Count every line of these entries that holds the word "asosida", and reply with the number only.

-*-*-

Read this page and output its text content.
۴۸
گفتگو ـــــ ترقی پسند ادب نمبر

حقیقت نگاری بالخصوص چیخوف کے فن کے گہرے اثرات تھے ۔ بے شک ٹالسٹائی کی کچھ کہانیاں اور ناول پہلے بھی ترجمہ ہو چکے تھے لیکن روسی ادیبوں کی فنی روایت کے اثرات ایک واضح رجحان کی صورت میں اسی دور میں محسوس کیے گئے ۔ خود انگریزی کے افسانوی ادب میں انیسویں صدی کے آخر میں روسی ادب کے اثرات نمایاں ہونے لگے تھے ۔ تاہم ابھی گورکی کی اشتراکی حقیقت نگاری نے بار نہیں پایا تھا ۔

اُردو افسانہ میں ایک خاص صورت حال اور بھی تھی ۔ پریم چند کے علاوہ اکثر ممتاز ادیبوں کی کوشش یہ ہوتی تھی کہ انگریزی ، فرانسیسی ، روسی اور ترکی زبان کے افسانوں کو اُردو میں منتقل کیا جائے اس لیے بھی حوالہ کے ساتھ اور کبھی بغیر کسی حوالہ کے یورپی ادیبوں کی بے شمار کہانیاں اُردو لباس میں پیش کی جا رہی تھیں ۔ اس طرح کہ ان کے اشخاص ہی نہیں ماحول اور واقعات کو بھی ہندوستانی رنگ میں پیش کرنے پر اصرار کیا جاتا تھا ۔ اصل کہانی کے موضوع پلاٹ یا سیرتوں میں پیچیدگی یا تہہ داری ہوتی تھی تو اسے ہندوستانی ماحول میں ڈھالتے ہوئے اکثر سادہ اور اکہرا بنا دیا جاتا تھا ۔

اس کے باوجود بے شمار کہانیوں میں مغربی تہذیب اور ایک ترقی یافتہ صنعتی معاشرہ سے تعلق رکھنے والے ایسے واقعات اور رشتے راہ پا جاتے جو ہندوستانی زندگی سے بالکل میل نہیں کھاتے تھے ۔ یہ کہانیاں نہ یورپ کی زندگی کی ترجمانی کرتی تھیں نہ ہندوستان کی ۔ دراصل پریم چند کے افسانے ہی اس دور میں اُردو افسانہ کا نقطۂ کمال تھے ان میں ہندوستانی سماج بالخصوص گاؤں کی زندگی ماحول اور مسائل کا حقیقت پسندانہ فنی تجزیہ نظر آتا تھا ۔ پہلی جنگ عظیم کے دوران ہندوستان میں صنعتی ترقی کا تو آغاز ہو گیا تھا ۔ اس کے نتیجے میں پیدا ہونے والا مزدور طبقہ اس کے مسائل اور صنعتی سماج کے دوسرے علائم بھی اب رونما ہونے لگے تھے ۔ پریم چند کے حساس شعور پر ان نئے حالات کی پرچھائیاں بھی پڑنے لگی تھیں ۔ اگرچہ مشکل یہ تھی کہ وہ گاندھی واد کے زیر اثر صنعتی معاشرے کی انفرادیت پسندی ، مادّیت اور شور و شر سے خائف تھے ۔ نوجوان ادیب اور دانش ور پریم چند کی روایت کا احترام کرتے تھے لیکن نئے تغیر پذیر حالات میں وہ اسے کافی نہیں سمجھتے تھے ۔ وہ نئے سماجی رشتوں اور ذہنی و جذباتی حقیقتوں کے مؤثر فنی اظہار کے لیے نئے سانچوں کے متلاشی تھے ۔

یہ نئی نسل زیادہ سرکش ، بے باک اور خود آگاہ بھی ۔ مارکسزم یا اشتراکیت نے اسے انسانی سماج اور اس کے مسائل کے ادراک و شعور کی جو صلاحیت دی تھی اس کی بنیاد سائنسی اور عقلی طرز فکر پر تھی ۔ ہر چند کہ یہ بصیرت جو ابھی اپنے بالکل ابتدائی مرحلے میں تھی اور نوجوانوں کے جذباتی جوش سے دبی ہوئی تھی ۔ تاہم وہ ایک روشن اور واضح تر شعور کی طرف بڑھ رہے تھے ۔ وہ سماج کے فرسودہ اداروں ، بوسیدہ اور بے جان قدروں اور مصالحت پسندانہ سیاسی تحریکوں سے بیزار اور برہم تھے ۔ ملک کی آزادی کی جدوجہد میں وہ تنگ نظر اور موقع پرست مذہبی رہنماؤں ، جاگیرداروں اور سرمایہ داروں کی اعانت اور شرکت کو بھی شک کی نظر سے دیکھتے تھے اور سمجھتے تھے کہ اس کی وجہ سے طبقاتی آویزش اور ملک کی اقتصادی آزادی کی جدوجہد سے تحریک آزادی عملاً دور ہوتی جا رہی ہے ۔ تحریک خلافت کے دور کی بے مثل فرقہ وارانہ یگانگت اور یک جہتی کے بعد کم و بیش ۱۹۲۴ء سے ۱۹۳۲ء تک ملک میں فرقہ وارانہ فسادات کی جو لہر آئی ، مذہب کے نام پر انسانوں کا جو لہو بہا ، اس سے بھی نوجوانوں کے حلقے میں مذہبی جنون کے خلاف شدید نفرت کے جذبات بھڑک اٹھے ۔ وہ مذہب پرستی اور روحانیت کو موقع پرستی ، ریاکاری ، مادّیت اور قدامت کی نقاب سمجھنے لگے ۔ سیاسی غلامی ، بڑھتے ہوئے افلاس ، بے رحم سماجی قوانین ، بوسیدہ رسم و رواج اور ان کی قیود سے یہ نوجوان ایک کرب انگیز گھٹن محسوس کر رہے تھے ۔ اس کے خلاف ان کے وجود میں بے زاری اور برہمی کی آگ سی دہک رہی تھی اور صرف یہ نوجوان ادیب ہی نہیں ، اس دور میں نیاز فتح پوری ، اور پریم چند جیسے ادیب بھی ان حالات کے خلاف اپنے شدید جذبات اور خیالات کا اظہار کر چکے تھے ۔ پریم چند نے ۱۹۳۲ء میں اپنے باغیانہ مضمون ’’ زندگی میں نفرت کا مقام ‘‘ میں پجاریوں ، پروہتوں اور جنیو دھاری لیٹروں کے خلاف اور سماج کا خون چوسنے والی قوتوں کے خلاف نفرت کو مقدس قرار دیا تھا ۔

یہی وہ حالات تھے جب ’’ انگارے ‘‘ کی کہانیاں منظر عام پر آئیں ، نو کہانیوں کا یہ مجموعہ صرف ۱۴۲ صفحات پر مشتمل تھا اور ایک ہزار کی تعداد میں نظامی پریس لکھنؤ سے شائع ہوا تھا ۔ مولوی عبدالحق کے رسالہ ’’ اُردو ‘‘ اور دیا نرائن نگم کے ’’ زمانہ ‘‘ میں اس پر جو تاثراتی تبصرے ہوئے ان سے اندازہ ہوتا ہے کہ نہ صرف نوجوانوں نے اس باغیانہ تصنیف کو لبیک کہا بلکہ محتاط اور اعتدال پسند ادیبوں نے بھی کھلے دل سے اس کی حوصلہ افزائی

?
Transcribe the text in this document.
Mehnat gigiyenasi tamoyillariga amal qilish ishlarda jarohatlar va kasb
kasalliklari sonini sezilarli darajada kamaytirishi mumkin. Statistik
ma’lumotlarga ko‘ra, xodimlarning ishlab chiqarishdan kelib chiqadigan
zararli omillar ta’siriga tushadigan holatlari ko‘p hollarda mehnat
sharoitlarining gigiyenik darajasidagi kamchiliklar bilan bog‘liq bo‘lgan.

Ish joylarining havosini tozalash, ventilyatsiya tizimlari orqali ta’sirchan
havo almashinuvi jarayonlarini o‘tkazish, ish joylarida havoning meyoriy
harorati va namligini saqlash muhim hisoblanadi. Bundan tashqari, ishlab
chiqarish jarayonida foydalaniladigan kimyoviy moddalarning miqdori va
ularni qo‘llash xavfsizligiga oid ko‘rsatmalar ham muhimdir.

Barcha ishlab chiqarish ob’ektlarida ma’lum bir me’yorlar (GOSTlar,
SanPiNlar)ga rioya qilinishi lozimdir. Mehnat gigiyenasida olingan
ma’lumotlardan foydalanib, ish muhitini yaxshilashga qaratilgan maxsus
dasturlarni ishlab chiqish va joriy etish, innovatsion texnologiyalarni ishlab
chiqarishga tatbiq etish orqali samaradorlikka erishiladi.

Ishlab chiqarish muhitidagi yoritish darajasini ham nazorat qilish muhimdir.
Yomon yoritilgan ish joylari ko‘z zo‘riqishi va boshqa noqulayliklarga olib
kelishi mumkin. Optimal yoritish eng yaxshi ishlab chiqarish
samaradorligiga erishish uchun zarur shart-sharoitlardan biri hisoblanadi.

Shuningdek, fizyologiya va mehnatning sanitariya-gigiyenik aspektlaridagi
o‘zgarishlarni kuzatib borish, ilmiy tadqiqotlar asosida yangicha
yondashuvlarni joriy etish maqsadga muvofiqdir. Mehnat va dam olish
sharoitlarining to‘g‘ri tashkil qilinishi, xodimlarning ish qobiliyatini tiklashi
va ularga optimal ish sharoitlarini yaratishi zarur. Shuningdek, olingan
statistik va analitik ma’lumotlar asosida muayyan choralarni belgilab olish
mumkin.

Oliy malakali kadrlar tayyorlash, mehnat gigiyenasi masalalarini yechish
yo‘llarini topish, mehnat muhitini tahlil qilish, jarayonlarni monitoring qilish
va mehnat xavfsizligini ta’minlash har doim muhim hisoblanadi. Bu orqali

-*-*-

**Written response**. 2